YOUR TASK | Continue the passage on Margaret's captivity in the Congo and the Pentecost in Acts, picking up after its final sentence.

PASSAGE SHOWN |
Capture and survival

In 1964, Margaret was captured by rebels during the Congo revolution – and for nearly a year, she was presumed dead. But even her captors knew the care that she had provided the Congolese people – and they kept her alive so that she could continue to care for the people. After she was released by her rebel captors, Margaret returned to serve in the Congo because her heart was with the people among whom she had been called to serve. The barriers between Margaret and the Congolese people had been overcome, traversed by a language of love.

The Holy Spirit brings new language, new life in Jerusalem

In chapter 2 of the Acts of the Apostles, barriers are being broken down between the many faithful who have come to Jerusalem to celebrate the Pentecost – a day of celebration marking the day on which Moses had brought the law to the people from Mr. Sinai, fifty days past the Passover. But for these faithful Jews, the celebration is different: They have been scattered throughout the region during the exile, and when they return, they speak the languages of the many places where they have settled. The Holy Spirit enables the apostles to traverse those language barriers and speak so that even those who had been distanced from God’s Holy Word were able to access it in that holy place. The moment certainly must have required a lot of trust on everyone’s part: trust on the part of the apostles that these unfamiliar and strange sounds coming from them were truly from God, and trust on the part of the hearers that this wasn’t some kind of joke or stunt – but was really the Holy Spirit bringing the Word to them – just as the law had come from God on Mt. Sinai.

We would expect some naysayers, some who would be filled with doubt at this incredible scene and who would attribute the moment to the apostles just having had a bit too much wine. But in spite of their doubt, the Holy Spirit was at work in the hearts of the speakers and many who heard.

INFORMATION GIVEN |
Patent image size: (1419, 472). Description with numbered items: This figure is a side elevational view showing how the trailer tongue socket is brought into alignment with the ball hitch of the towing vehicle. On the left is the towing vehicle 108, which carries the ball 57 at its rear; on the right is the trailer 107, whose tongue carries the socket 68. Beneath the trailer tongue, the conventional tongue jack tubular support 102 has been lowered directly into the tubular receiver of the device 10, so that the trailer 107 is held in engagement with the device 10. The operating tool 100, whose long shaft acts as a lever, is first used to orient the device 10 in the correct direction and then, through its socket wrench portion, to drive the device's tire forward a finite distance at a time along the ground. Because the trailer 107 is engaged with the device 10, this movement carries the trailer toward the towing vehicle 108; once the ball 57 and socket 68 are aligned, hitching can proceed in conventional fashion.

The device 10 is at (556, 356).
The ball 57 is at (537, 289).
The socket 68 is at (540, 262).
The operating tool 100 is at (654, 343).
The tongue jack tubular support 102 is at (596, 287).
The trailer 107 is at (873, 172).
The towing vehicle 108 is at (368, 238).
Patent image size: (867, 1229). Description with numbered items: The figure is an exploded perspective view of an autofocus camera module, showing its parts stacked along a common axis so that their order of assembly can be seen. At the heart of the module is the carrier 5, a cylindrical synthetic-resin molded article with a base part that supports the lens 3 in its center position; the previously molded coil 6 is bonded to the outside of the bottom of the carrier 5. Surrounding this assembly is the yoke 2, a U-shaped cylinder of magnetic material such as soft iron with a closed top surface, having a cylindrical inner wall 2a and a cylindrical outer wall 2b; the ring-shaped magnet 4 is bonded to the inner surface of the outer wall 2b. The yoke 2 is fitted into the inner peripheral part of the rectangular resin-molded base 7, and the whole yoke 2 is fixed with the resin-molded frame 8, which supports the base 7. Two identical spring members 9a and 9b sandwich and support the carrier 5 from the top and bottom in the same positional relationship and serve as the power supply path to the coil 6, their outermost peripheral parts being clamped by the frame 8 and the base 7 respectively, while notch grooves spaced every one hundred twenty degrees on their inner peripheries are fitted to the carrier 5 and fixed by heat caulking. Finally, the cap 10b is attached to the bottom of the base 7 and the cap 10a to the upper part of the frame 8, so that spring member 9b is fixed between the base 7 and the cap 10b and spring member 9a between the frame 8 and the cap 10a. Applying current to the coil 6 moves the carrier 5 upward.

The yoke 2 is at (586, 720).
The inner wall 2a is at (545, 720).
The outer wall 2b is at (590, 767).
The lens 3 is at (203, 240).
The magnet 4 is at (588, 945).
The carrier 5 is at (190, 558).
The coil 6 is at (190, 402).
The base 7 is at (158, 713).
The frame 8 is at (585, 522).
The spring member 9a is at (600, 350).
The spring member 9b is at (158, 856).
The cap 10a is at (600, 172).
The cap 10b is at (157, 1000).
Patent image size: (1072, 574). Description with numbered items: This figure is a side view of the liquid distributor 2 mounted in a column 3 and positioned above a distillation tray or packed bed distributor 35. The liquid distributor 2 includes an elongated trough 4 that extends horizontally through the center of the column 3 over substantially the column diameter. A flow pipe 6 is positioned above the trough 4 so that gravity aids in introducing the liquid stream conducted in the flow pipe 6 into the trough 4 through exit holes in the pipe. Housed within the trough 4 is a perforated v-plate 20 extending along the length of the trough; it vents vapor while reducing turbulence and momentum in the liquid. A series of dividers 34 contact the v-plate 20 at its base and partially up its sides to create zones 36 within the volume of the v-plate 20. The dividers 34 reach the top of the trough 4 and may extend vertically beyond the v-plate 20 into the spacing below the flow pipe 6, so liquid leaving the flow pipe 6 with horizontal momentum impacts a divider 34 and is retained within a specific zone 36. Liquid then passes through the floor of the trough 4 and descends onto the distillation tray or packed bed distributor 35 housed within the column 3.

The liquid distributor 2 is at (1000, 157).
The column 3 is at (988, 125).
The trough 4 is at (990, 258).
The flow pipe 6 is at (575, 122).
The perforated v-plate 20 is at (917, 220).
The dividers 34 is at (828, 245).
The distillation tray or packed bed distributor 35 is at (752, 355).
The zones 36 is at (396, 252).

OUTPUT OF THE TASK |
How often do we, like the naysayers in the crowd, approach that which is unfamiliar to us with doubt, distrust and misgiving? And in so doing, how often do we miss out on the gifts of the Holy Spirit that are right before our eyes?

It is certainly worth noting in our own time that on the day that the Holy Spirit breathed life into the church barriers were broken, walls torn down, and instead of the faithful milling about one another unable to communicate, they were suddenly able to speak, to hear, to engage with one another.

What is the Holy Spirit stirring among us today?

And what does that crystallizing moment say to us as Christians today? Well, certainly, it should remind us that we cannot underestimate the power of the Holy Spirit to move and breathe among us, and enable us to be instruments of God’s love, in ways that we might never anticipate. It reminds us that we are not called to remain in our silos, inattentive to God’s people around us. We are called instead to engage, to speak, and to hear.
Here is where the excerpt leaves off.